(TASK INSTRUCTIONS) Report only how many lines below include "binding".

[Stored records]
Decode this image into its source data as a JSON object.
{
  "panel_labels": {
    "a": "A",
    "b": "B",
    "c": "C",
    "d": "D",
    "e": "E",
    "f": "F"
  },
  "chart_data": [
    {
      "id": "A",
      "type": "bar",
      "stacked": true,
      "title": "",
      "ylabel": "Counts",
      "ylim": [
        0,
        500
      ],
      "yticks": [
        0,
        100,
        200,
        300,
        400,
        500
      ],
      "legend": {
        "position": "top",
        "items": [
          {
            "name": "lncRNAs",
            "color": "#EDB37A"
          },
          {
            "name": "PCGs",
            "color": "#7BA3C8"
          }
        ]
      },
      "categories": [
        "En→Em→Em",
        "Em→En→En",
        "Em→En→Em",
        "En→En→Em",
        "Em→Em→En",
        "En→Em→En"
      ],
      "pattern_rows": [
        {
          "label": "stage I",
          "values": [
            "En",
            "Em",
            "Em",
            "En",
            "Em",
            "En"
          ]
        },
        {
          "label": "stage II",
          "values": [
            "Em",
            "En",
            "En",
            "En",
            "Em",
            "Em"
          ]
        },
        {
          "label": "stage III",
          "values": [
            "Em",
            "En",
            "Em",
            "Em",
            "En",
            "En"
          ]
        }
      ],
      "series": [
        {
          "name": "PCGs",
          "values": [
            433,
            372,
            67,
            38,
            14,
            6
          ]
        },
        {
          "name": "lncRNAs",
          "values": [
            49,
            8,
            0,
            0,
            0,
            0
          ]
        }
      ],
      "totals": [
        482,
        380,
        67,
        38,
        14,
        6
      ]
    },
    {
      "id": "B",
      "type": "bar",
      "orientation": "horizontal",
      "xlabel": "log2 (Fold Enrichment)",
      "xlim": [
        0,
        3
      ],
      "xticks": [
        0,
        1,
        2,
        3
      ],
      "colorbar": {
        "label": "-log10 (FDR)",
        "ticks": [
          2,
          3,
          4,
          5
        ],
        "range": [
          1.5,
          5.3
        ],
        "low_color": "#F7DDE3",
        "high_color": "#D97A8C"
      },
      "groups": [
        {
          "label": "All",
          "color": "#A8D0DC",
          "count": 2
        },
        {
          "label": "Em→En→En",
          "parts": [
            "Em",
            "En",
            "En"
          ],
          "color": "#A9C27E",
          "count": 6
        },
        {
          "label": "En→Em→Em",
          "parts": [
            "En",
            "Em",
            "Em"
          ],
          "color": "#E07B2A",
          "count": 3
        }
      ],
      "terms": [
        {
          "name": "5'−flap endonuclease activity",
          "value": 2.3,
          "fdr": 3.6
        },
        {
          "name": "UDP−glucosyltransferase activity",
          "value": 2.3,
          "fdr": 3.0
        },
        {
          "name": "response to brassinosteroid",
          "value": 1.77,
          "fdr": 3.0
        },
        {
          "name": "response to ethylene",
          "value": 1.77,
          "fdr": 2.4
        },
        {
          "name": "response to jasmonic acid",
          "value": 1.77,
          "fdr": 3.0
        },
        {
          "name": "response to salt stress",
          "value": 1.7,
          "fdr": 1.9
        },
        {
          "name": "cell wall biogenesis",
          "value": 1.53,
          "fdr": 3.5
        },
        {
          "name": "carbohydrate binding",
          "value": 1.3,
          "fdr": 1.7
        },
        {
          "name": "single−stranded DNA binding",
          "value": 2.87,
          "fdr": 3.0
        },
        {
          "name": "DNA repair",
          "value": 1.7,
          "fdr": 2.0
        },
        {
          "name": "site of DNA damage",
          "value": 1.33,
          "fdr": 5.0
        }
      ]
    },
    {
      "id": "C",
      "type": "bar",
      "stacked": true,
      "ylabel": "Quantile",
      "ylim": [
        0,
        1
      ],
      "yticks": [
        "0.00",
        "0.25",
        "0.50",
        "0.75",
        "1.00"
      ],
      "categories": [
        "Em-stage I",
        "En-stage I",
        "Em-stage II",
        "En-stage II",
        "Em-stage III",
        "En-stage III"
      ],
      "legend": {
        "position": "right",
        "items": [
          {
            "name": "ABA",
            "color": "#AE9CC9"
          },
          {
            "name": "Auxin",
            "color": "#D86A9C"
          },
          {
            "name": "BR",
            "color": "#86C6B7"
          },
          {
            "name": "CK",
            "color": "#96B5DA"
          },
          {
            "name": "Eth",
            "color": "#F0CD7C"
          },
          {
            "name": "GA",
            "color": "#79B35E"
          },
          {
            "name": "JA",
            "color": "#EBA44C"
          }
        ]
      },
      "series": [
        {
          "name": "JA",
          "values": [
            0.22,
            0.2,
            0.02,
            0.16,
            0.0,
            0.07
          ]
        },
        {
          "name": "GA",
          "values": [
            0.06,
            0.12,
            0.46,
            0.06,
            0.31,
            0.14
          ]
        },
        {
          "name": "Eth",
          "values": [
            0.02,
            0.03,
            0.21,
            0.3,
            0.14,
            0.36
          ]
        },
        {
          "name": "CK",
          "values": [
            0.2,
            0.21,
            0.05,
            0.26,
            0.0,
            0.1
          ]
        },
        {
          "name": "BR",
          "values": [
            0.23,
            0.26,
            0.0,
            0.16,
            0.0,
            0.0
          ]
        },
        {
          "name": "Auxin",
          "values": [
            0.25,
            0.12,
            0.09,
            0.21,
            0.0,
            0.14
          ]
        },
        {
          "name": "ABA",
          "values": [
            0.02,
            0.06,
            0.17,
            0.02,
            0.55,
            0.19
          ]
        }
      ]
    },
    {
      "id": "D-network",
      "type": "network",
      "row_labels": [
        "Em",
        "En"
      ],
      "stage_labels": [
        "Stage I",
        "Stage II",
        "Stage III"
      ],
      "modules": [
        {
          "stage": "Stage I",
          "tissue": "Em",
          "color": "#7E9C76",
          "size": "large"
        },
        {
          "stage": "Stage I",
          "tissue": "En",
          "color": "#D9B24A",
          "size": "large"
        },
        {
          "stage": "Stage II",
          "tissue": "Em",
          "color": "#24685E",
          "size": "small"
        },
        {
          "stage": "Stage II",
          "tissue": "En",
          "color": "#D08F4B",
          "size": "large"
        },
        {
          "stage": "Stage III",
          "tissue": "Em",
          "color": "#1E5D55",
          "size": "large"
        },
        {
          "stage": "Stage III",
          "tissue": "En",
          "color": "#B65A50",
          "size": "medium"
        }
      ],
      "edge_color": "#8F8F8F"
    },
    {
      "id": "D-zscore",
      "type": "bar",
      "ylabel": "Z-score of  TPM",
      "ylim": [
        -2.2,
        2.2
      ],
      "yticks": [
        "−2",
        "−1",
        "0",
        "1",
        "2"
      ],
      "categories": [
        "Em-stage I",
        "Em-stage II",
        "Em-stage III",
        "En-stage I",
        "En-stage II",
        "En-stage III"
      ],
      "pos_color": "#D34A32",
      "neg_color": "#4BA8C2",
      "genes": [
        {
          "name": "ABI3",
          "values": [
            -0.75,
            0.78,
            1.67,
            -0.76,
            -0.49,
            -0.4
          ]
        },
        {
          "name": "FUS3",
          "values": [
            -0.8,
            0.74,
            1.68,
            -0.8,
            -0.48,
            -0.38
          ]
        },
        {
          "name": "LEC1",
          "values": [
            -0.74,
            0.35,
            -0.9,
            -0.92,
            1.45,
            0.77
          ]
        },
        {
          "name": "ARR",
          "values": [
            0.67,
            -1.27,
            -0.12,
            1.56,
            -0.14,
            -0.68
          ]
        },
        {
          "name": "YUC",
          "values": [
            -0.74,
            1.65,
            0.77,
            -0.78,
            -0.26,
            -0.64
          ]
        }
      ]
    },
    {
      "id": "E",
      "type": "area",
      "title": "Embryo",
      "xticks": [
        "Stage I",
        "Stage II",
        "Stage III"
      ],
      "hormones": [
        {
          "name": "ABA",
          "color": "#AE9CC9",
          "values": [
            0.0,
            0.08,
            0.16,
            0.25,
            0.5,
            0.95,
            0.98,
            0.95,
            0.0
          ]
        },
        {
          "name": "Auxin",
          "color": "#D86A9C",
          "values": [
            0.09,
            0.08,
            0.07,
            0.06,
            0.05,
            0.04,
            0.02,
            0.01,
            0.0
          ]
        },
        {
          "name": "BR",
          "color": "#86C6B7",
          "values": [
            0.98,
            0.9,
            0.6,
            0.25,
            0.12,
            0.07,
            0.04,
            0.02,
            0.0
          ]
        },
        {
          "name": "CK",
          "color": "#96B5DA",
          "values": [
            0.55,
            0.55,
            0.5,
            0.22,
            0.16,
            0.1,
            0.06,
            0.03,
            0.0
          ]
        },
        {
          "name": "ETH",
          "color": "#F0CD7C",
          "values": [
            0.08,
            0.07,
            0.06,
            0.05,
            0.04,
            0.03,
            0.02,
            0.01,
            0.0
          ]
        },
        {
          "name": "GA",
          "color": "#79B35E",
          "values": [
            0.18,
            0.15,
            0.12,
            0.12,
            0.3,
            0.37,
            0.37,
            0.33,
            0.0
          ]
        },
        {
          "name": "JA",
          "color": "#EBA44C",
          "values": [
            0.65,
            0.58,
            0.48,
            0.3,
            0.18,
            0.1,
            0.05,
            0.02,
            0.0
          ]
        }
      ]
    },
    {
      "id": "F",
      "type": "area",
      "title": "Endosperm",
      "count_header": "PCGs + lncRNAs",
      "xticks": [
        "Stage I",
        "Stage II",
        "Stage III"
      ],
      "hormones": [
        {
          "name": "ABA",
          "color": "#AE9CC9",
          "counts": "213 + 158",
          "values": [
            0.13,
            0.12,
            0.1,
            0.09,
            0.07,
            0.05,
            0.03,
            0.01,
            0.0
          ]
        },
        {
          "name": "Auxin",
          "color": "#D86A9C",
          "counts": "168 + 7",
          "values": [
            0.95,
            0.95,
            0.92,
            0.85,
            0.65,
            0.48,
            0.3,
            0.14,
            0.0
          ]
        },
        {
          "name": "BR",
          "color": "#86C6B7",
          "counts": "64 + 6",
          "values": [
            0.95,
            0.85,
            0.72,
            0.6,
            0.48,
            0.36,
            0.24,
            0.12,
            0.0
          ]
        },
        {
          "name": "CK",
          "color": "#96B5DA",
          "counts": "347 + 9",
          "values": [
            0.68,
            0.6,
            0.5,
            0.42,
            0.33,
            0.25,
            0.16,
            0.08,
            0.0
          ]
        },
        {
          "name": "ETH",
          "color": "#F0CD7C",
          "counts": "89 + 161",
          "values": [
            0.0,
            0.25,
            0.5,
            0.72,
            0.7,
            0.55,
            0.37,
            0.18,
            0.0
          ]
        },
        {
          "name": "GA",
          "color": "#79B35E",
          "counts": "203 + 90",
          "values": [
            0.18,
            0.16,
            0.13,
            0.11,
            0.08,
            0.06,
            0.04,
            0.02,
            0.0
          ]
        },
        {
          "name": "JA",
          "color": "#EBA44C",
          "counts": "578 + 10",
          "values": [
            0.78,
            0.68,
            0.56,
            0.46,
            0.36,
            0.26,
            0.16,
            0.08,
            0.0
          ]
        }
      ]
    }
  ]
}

(TASK ANSWER) 2